* Work to be completed: Reproduce every entry exactly and leave its pictures out.

━━━━━━━━━━

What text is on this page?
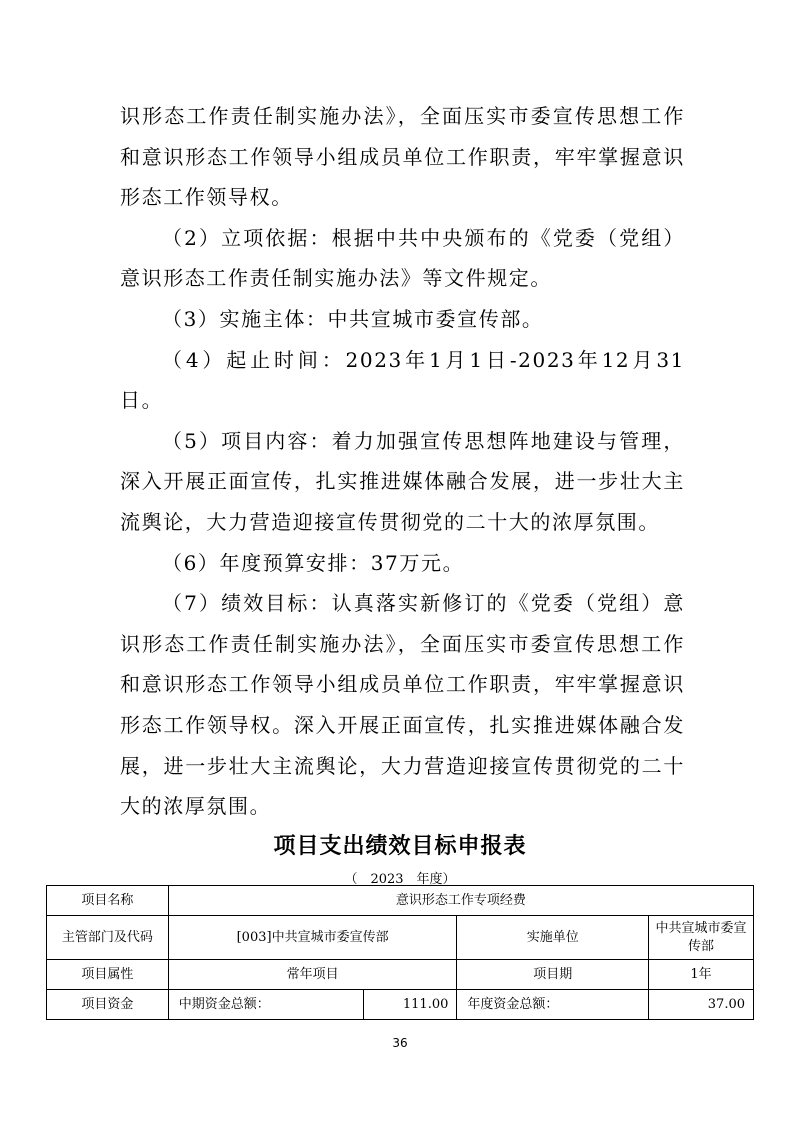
识形态工作责任制实施办法》，全面压实市委宣传思想工作和意识形态工作领导小组成员单位工作职责，牢牢掌握意识形态工作领导权。

（2）立项依据：根据中共中央颁布的《党委（党组）意识形态工作责任制实施办法》等文件规定。

（3）实施主体：中共宣城市委宣传部。

（4）起止时间：2023年1月1日-2023年12月31日。

（5）项目内容：着力加强宣传思想阵地建设与管理，深入开展正面宣传，扎实推进媒体融合发展，进一步壮大主流舆论，大力营造迎接宣传贯彻党的二十大的浓厚氛围。

（6）年度预算安排：37万元。

（7）绩效目标：认真落实新修订的《党委（党组）意识形态工作责任制实施办法》，全面压实市委宣传思想工作和意识形态工作领导小组成员单位工作职责，牢牢掌握意识形态工作领导权。深入开展正面宣传，扎实推进媒体融合发展，进一步壮大主流舆论，大力营造迎接宣传贯彻党的二十大的浓厚氛围。

项目支出绩效目标申报表
（　2023　年度）
项目名称	意识形态工作专项经费			
主管部门及代码	[003]中共宣城市委宣传部		实施单位	中共宣城市委宣传部
项目属性	常年项目		项目期	1年
项目资金	中期资金总额：	111.00	年度资金总额：	37.00
36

━━━━━━━━━━

* Solution to the problem:
What text is on this page?
识形态工作责任制实施办法》，全面压实市委宣传思想工作和意识形态工作领导小组成员单位工作职责，牢牢掌握意识形态工作领导权。

（2）立项依据：根据中共中央颁布的《党委（党组）意识形态工作责任制实施办法》等文件规定。

（3）实施主体：中共宣城市委宣传部。

（4）起止时间：2023年1月1日-2023年12月31日。

（5）项目内容：着力加强宣传思想阵地建设与管理，深入开展正面宣传，扎实推进媒体融合发展，进一步壮大主流舆论，大力营造迎接宣传贯彻党的二十大的浓厚氛围。

（6）年度预算安排：37万元。

（7）绩效目标：认真落实新修订的《党委（党组）意识形态工作责任制实施办法》，全面压实市委宣传思想工作和意识形态工作领导小组成员单位工作职责，牢牢掌握意识形态工作领导权。深入开展正面宣传，扎实推进媒体融合发展，进一步壮大主流舆论，大力营造迎接宣传贯彻党的二十大的浓厚氛围。

项目支出绩效目标申报表
（　2023　年度）
项目名称	意识形态工作专项经费			
主管部门及代码	[003]中共宣城市委宣传部		实施单位	中共宣城市委宣传部
项目属性	常年项目		项目期	1年
项目资金	中期资金总额：	111.00	年度资金总额：	37.00
36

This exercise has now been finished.